* **Your objective**
Copy nothing but the text: reproduce each line of the listing exactly and leave the pictures out.

Data entries for graphics
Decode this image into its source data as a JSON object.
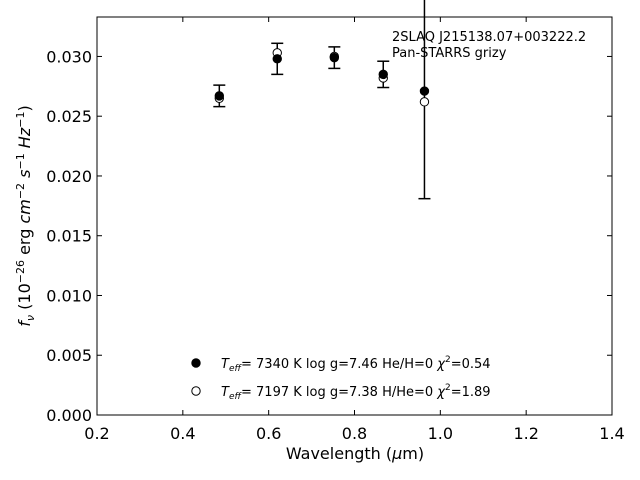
{
  "chart_data": {
    "type": "scatter",
    "title": "",
    "xlabel": "Wavelength (μm)",
    "ylabel": "f_ν (10^-26 erg cm^-2 s^-1 Hz^-1)",
    "xlim": [
      0.2,
      1.4
    ],
    "ylim": [
      0.0,
      0.0333
    ],
    "x_ticks": [
      "0.2",
      "0.4",
      "0.6",
      "0.8",
      "1.0",
      "1.2",
      "1.4"
    ],
    "y_ticks": [
      "0.000",
      "0.005",
      "0.010",
      "0.015",
      "0.020",
      "0.025",
      "0.030"
    ],
    "grid": false,
    "annotation": [
      "2SLAQ J215138.07+003222.2",
      "Pan-STARRS grizy"
    ],
    "observed": {
      "marker": "filled-circle",
      "x": [
        0.485,
        0.62,
        0.753,
        0.867,
        0.963
      ],
      "y": [
        0.0267,
        0.0298,
        0.0299,
        0.0285,
        0.0271
      ],
      "yerr": [
        0.0009,
        0.0013,
        0.0009,
        0.0011,
        0.009
      ]
    },
    "model": {
      "marker": "open-circle",
      "x": [
        0.485,
        0.62,
        0.753,
        0.867,
        0.963
      ],
      "y": [
        0.0265,
        0.0303,
        0.03,
        0.0282,
        0.0262
      ]
    },
    "legend": [
      {
        "marker": "filled-circle",
        "teff": "7340 K",
        "logg": "log g=7.46",
        "comp": "He/H=0",
        "chi": "=0.54"
      },
      {
        "marker": "open-circle",
        "teff": "7197 K",
        "logg": "log g=7.38",
        "comp": "H/He=0",
        "chi": "=1.89"
      }
    ]
  }
}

* **Exercise output**
Decode this image into its source data as a JSON object.
{
  "chart_data": {
    "type": "scatter",
    "title": "",
    "xlabel": "Wavelength (μm)",
    "ylabel": "f_ν (10^-26 erg cm^-2 s^-1 Hz^-1)",
    "xlim": [
      0.2,
      1.4
    ],
    "ylim": [
      0.0,
      0.0333
    ],
    "x_ticks": [
      "0.2",
      "0.4",
      "0.6",
      "0.8",
      "1.0",
      "1.2",
      "1.4"
    ],
    "y_ticks": [
      "0.000",
      "0.005",
      "0.010",
      "0.015",
      "0.020",
      "0.025",
      "0.030"
    ],
    "grid": false,
    "annotation": [
      "2SLAQ J215138.07+003222.2",
      "Pan-STARRS grizy"
    ],
    "observed": {
      "marker": "filled-circle",
      "x": [
        0.485,
        0.62,
        0.753,
        0.867,
        0.963
      ],
      "y": [
        0.0267,
        0.0298,
        0.0299,
        0.0285,
        0.0271
      ],
      "yerr": [
        0.0009,
        0.0013,
        0.0009,
        0.0011,
        0.009
      ]
    },
    "model": {
      "marker": "open-circle",
      "x": [
        0.485,
        0.62,
        0.753,
        0.867,
        0.963
      ],
      "y": [
        0.0265,
        0.0303,
        0.03,
        0.0282,
        0.0262
      ]
    },
    "legend": [
      {
        "marker": "filled-circle",
        "teff": "7340 K",
        "logg": "log g=7.46",
        "comp": "He/H=0",
        "chi": "=0.54"
      },
      {
        "marker": "open-circle",
        "teff": "7197 K",
        "logg": "log g=7.38",
        "comp": "H/He=0",
        "chi": "=1.89"
      }
    ]
  }
}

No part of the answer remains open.